* [Selected excerpt]:
>> Start

The third stage is compiling shaders.

Shaders include vertex shaders and fragment shaders and are programmable modules in the hardware rendering pipeline. By writing shader code, we can connect the CPU and GPU, controlling the final vertex positions, pixel colors, etc.

A core concept in compiling shaders is macros. When writing shaders, #ifdef and other macro commands can choose whether to compile that part of the Shader code. Apart from whether the macro is defined, the remaining Shader code is entirely the same. We call a macro that needs to be defined a macro switch; different combinations of macro switches in the engine are called macro sets; and different Shaders generated based on macro sets are called shader variants.

• Automatically compile shader variants. Usually, developers only need to operate the macro switches. The engine will automatically decide whether to recompile the shader based on whether the macro set has changed at runtime.

• Precompiled Shader Variants. If high runtime smoothness is required, we can manually call the engine's Shader.compileVariant method for precompilation, so the rendering runtime does not need to compile again, avoiding stuttering.

Bitwise Operations: Since each macro switch in the macro set is actually a string, and various macro switches have needs such as addition, deletion, modification, and query, how to efficiently operate on string combinations can use this small trick of bitwise operations: we treat each macro switch, such as #ifdef test, as a "bit" in a byte, where 0 means the macro is off and 1 means the macro is on. A 32-bit Int type number can represent 32 macro switches; using |= can turn on a macro, and using & ~ can turn off a macro. Thanks to bitwise operations, to determine if two macro sets have changed, you only need to check if the two numbers are equal.

Updating Shader Data

The fourth stage is updating shader data.

Like programming languages such as JS and C++, shaders use the GLSL language, which also has concepts like variables and functions. The difference is that shaders exist on the GPU, and we can upload shader data via Uniform.

Based on the data caching mechanism in shaders, if the data has not changed, it does not need to be uploaded every frame. This leads to an optimization method, which is block updating/uploading.

As shown in the figure above, the Galacean engine design stores shader data ShaderData in four blocks: Scene, Camera, Renderer, and Material. After blocking, the engine can update shader data in blocks on the CPU and then upload it to the GPU in blocks. There are also some small optimization points during this process, which will be discussed next.

CPU Block Update

In many designs, shader-related data is stored in the material (Material), meaning all shader data is updated when the renderer is updated, even if the data does not need to be updated. The complexity is O(SceneCameraRenderer).

After blocking, the logic for updating shader data is placed in scene updates, camera updates, renderer updates, and material updates, reducing the complexity to O(Scene+Camera+Renderer). The corresponding data is only processed in the corresponding hooks. For example, if there is a variable in the shader that is only related to the scene, after blocking, this data will only be updated when the scene changes.

>> End

* [Dataset entries]:

>> Start

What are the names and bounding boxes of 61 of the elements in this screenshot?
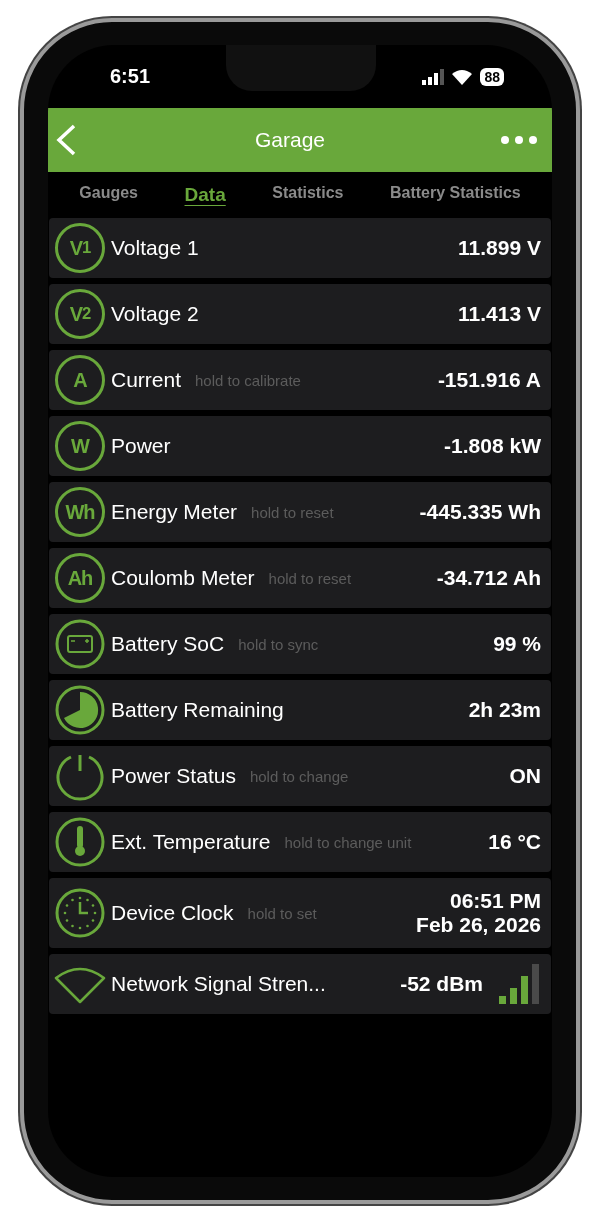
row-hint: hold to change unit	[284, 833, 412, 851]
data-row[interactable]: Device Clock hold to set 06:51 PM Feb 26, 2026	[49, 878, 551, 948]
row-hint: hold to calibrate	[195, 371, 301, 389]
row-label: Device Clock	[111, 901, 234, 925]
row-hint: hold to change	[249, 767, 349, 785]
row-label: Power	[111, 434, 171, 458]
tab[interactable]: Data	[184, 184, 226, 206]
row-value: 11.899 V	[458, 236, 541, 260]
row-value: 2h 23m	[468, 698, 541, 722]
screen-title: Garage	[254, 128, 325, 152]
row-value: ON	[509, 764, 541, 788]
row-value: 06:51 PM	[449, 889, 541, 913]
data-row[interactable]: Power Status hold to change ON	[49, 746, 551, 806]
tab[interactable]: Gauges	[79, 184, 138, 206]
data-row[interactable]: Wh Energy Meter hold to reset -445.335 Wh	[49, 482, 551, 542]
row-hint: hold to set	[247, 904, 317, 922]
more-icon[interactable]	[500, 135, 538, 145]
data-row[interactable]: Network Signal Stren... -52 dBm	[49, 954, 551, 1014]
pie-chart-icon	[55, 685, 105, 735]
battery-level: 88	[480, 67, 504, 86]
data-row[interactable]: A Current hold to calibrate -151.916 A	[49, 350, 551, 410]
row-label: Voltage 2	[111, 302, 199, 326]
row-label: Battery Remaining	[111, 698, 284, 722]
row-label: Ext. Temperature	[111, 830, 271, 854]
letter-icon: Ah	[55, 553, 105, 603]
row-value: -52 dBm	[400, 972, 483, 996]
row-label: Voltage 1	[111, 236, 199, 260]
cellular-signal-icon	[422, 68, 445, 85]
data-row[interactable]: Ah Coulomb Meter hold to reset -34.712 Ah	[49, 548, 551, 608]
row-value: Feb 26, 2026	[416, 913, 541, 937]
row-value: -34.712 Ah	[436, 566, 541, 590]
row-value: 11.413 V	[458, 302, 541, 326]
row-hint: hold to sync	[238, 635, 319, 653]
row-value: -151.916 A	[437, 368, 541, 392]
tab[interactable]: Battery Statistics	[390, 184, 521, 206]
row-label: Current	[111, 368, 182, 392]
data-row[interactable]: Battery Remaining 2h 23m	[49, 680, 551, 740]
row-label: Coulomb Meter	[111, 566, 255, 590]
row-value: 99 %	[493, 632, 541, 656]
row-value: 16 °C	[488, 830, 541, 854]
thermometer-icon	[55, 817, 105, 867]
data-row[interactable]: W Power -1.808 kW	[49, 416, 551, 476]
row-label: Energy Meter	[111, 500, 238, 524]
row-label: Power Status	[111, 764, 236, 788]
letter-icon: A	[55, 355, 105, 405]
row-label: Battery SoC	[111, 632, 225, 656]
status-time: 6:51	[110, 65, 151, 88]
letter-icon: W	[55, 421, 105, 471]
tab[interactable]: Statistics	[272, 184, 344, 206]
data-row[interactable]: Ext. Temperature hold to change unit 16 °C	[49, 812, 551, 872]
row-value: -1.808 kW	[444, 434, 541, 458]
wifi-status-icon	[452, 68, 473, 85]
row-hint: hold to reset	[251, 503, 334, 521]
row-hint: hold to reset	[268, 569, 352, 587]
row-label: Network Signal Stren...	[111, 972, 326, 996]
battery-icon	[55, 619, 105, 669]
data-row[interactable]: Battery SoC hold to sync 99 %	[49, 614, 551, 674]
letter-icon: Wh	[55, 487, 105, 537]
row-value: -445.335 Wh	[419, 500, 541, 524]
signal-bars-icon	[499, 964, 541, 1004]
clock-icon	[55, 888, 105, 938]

>> End

* [What is asked]:
1 – In the text on shaders, which four blocks does the Galacean engine use to store ShaderData?
2 – From the text on shaders, echo word for word the passage that begins at the words "Based on the" and stops after "complexity is O(SceneCameraRenderer).".
3 – Proceed with the text on shaders, starting right after its final sentence.
The listing comes from a different source than the text.

* [Solved problems]:
1 – Scene, Camera, Renderer, and Material.

2 –
Based on the data caching mechanism in shaders, if the data has not changed, it does not need to be uploaded every frame. This leads to an optimization method, which is block updating/uploading.

As shown in the figure above, the Galacean engine design stores shader data ShaderData in four blocks: Scene, Camera, Renderer, and Material. After blocking, the engine can update shader data in blocks on the CPU and then upload it to the GPU in blocks. There are also some small optimization points during this process, which will be discussed next.

CPU Block Update

In many designs, shader-related data is stored in the material (Material), meaning all shader data is updated when the renderer is updated, even if the data does not need to be updated. The complexity is O(SceneCameraRenderer).

3 –
It is worth mentioning that although the blocking mechanism can certainly reduce CPU computation times, the storage location of the data is still very important. For example, if a developer places a shader variable that can belong to the Scene level in the Renderer, it would originally be calculated once when rendering the scene, but now each Renderer will repeat the calculation, wasting scene * camera * renderer computations.

GPU Block Upload

Similarly, if not blocked, all shader data is generally uploaded by default when finally uploading to the GPU.

Thanks to the blocking mechanism, we can choose whether to upload a block of data based on whether the content of these four blocks has changed, thereby reducing GPU communication. For example:

As shown in the figure above, if the camera belonging to the current rendering pipeline has not changed, the entire block of shader data belonging to the camera will not be uploaded. Even if this block of data is uploaded, we have performed duplicate checks at the lowest level when uploading shader data. If it duplicates the cached value of the shader, this shader data will not be uploaded to the GPU.

Pre-analyzed Shaders

As mentioned above, we can upload shader data via Uniform, but different shader data types require different API calls:

If we call the corresponding API based on the shader data type when uploading shader data, it inevitably involves using syntax like switch and for loops, which can be very time-consuming in frequently called interfaces. Therefore, the engine not only provides the function of automatically creating the ShaderProgram context but also records some necessary conditions for shaders at runtime during creation. Subsequently, when the engine updates the shader data, it only needs to call the saved hooks, saving the time-consuming runtime lookup.

Optimizing Data Upload Methods

There are various ways to upload shader data. For example, if there is a float array variable uniform float test[4] in the shader, the user can upload the corresponding elements of the array separately in 4 times, i.e., uniform1f(test[0],v0), uniform1f(test[1],v1), uniform1f(test[2],v2), uniform1f(test[3],v3), or upload the entire array at once, i.e., uniform4f(test[0],v0,v1,v2,v3) or uniform4fv(test[0],[v0,v1,v2,v3]).

In the above example, although there are multiple ways to upload shader data, it is clear that uploading once will have higher performance. Therefore, the engine canceled the independent upload of array elements and the upload of struct arrays. This means that if there is an array variable in the shader, the user can only upload the entire shader array in bulk, not one by one; similarly, if using a struct array, since the shader cannot upload structs in bulk and the engine does not support independent upload, the user needs to split the struct array into multiple arrays.

Pre-binding Texture Units

For the handling of texture units, the engine pre-binds the texture units to all sampler variables in the shader during the pre-analysis of shader data. When updating the shader texture later, it only needs to call the interface to activate the texture unit, reducing the operation of binding texture units.

Numeric Indexing of Shader Data

When updating shader data, the engine definitely needs to frequently query a large amount of shader-related data. For example, to upload a uniform variable of the shader, we need to find this data in the CPU based on the name of this uniform variable. If we use strings in this query process, it will be very slow, so we use numeric indexing to improve performance.

As shown in the figure above, if frequent data queries are involved, it is recommended to use numeric indexing as much as possible. Practical verification shows that in JS objects, numeric indexing is much faster than string indexing, and the larger the sample size and the more complex the string, the more significant the speed difference. As shown in the example, comparing the use of numeric indexing and string indexing in 1000 samples, the speed difference is more than 10 times:

Updating Render States

The fifth stage is updating the render states.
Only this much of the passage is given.